[Records about charts and figures]
>> start

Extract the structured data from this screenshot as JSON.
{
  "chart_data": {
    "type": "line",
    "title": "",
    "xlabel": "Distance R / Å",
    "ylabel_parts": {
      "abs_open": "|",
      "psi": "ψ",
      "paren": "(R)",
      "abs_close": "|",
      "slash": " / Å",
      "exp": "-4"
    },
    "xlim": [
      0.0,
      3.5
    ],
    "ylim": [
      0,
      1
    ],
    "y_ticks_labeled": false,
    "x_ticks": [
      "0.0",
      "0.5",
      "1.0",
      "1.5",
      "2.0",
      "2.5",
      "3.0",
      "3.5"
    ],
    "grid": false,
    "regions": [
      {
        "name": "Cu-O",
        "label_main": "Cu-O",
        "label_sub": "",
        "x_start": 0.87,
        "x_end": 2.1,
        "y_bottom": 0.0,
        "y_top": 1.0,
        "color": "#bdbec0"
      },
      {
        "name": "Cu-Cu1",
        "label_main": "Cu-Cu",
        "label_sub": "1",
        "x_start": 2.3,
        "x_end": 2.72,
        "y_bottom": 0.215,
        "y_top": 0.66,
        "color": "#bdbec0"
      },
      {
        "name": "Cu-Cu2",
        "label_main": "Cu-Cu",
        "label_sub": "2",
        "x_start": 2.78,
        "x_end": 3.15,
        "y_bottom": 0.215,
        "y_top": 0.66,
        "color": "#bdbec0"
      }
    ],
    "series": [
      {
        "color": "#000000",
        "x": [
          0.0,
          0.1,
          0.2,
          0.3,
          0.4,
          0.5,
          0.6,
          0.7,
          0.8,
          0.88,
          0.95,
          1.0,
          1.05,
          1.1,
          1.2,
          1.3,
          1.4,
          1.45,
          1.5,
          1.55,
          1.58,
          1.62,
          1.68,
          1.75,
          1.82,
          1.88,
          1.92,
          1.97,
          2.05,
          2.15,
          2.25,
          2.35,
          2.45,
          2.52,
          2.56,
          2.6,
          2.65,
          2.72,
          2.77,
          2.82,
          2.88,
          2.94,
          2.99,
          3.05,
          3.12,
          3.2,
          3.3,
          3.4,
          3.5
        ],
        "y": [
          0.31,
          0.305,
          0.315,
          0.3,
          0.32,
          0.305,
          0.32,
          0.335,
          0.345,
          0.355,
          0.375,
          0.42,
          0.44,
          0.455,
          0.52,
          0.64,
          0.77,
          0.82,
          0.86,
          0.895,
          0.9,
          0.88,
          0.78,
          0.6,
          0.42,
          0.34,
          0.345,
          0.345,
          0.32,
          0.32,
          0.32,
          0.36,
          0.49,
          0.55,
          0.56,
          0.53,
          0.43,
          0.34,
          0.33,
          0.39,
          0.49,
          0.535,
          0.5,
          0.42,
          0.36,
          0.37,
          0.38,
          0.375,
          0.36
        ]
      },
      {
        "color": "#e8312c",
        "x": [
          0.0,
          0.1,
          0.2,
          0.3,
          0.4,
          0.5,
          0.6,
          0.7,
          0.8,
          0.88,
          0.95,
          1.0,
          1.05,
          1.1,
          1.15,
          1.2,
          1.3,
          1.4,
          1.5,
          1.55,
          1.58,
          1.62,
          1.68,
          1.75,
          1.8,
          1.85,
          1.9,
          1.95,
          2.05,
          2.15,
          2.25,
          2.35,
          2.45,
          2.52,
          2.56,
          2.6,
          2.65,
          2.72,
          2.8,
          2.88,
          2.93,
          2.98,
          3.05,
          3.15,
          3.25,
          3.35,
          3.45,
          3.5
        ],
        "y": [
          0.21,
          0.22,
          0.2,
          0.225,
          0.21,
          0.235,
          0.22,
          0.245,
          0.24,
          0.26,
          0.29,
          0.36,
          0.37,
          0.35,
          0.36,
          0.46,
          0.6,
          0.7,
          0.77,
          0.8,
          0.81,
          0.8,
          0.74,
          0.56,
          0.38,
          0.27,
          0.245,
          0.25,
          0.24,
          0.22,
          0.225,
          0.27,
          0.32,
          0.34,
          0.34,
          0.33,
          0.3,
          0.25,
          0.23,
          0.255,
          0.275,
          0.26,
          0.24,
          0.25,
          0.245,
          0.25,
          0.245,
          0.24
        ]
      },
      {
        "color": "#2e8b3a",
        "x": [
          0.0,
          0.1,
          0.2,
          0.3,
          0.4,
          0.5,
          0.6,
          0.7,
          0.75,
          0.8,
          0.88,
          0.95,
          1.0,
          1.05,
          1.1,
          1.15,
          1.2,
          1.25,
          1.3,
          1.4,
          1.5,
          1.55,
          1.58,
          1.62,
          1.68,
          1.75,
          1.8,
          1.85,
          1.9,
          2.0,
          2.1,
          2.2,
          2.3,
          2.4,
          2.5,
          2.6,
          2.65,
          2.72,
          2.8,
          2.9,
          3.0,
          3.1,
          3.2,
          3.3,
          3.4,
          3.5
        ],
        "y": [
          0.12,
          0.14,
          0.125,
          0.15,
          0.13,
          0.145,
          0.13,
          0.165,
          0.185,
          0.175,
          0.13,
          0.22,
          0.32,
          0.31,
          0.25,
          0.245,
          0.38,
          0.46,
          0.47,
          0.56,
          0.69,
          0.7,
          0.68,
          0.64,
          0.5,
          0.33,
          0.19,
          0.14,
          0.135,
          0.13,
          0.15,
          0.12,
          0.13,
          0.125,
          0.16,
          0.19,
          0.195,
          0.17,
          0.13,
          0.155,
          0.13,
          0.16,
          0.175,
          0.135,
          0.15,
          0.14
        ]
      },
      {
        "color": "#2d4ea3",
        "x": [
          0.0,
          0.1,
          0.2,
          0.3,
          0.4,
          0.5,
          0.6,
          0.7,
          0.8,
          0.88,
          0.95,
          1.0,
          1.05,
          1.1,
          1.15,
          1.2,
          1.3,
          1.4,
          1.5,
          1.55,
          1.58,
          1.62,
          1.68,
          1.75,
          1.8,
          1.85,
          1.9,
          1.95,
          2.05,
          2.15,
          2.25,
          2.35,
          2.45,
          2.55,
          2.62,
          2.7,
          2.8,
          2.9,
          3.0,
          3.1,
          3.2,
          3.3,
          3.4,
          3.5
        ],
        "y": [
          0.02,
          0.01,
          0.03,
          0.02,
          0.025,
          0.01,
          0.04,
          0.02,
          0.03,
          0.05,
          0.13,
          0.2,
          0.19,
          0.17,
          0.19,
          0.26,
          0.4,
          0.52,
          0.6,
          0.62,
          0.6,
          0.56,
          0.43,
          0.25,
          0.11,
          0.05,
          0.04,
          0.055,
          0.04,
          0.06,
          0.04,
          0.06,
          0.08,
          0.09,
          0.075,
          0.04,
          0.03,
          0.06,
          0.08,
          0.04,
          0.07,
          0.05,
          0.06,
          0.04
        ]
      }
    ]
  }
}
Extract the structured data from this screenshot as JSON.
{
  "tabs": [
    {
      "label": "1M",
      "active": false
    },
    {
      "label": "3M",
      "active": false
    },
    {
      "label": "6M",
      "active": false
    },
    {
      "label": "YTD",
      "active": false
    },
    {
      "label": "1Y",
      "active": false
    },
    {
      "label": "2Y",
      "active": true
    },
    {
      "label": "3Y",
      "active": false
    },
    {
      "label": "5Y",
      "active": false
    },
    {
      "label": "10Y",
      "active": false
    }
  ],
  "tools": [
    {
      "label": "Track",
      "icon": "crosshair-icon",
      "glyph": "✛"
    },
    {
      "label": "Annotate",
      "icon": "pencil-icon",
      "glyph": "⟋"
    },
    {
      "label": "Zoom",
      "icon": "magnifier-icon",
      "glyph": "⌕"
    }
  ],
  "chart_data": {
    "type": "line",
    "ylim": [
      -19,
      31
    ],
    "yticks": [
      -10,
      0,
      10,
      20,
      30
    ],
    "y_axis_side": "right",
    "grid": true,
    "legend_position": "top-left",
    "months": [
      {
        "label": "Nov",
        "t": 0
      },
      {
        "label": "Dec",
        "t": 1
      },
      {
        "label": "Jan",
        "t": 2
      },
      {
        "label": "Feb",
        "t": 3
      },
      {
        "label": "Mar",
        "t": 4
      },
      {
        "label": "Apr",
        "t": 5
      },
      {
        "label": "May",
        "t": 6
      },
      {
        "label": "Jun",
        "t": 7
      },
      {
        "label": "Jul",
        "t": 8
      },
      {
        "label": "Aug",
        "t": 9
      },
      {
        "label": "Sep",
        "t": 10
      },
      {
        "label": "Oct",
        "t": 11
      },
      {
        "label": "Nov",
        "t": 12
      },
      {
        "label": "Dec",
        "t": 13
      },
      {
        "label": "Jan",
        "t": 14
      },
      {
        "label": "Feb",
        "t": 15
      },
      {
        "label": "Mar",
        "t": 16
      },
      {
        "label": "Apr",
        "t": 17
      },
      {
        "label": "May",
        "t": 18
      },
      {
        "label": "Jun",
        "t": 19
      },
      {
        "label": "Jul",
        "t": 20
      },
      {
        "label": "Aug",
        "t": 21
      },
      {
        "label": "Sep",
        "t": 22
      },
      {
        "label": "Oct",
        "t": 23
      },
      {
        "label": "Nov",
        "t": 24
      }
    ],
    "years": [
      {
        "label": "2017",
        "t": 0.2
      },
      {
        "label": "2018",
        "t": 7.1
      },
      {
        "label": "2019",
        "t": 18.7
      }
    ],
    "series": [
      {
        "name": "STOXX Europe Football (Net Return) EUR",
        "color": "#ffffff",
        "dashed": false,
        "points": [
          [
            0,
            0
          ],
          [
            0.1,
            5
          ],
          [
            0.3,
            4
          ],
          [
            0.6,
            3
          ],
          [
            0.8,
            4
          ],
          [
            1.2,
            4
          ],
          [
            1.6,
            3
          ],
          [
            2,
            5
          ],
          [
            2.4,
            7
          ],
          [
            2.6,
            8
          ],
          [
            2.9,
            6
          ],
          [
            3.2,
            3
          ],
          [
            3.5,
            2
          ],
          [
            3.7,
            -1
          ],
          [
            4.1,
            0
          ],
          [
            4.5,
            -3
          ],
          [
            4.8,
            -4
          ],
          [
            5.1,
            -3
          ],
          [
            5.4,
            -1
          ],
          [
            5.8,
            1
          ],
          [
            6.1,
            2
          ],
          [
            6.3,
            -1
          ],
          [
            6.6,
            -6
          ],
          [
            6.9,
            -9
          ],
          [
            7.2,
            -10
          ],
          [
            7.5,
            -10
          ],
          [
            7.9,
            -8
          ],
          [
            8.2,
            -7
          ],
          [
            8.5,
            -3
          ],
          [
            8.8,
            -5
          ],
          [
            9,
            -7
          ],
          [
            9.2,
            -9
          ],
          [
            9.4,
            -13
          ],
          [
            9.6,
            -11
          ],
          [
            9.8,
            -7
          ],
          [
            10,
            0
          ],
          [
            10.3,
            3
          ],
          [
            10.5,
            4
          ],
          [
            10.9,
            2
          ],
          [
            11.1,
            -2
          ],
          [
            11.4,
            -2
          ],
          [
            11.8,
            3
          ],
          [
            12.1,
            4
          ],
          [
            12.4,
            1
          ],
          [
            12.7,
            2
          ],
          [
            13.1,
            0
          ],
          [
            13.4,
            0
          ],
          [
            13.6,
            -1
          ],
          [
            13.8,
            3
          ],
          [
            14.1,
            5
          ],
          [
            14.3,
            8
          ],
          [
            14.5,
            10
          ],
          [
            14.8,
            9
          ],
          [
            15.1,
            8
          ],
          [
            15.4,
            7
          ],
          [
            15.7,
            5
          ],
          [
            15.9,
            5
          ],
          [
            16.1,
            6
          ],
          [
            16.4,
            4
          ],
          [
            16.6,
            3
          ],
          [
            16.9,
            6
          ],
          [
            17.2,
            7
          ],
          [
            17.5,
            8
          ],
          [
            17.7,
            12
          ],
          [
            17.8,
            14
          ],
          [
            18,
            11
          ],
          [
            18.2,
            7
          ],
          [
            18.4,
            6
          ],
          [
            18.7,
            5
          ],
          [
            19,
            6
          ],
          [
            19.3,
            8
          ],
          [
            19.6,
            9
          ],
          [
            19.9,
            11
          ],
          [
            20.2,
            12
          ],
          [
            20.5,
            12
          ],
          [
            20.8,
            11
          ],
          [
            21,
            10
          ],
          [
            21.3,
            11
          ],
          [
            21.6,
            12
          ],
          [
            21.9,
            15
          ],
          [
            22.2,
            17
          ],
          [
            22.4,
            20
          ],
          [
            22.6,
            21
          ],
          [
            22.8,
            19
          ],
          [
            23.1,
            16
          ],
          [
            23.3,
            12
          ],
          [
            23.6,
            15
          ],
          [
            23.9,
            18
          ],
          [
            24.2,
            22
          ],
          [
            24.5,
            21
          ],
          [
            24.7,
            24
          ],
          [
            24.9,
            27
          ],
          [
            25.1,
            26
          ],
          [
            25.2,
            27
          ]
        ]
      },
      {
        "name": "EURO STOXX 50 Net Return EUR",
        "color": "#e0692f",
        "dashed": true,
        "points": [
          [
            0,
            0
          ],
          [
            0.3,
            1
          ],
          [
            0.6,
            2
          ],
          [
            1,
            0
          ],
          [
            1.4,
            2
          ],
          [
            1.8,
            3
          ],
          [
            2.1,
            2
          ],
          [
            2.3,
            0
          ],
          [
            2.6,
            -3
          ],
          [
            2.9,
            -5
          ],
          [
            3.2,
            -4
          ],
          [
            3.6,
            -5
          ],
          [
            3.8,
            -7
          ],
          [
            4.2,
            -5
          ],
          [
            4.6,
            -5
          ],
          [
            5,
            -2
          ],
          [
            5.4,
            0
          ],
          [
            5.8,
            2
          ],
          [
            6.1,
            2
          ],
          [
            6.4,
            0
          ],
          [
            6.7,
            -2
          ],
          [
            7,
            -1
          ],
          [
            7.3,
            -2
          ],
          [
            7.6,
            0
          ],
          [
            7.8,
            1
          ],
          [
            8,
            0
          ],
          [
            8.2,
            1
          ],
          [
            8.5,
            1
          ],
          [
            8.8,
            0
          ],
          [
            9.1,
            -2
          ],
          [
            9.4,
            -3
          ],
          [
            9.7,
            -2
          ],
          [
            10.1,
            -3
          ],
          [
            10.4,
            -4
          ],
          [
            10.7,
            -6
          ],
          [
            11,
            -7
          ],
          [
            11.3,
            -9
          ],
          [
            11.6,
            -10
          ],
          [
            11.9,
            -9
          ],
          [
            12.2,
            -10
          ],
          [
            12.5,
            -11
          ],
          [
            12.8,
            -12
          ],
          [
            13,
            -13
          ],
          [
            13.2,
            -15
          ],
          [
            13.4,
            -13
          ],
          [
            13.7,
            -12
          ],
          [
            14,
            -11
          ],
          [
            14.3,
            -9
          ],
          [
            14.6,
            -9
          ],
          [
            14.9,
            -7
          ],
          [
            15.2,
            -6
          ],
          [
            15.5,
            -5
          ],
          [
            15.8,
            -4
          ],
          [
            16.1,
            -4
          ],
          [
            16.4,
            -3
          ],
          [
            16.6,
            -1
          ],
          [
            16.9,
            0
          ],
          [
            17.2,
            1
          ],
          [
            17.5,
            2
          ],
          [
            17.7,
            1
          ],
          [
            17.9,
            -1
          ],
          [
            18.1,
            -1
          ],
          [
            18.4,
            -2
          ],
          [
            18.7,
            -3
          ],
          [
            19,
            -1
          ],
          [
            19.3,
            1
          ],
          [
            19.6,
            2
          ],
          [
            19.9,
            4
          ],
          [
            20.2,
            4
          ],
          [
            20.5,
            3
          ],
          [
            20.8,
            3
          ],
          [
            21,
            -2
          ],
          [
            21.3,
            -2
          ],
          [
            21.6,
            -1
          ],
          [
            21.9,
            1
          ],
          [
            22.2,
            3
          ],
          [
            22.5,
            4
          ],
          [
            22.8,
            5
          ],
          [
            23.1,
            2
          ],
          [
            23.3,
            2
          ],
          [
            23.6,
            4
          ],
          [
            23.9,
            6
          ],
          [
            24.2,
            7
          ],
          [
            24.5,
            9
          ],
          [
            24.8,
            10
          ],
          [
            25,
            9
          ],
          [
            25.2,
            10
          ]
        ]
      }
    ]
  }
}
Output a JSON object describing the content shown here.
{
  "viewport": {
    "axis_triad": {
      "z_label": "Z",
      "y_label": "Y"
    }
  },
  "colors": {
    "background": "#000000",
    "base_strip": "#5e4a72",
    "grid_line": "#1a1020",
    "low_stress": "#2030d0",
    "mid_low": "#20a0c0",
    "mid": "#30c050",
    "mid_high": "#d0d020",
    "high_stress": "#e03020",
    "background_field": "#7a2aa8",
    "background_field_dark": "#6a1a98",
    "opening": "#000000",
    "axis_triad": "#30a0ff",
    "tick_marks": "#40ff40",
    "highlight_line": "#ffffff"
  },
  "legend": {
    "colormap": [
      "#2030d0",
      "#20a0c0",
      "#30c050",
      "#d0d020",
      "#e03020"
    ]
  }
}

>> end

Read through the lines above and collect those that contain the string "STOXX".

- REPLY TO THE EXERCISE -
        "name": "STOXX Europe Football (Net Return) EUR",
        "name": "EURO STOXX 50 Net Return EUR",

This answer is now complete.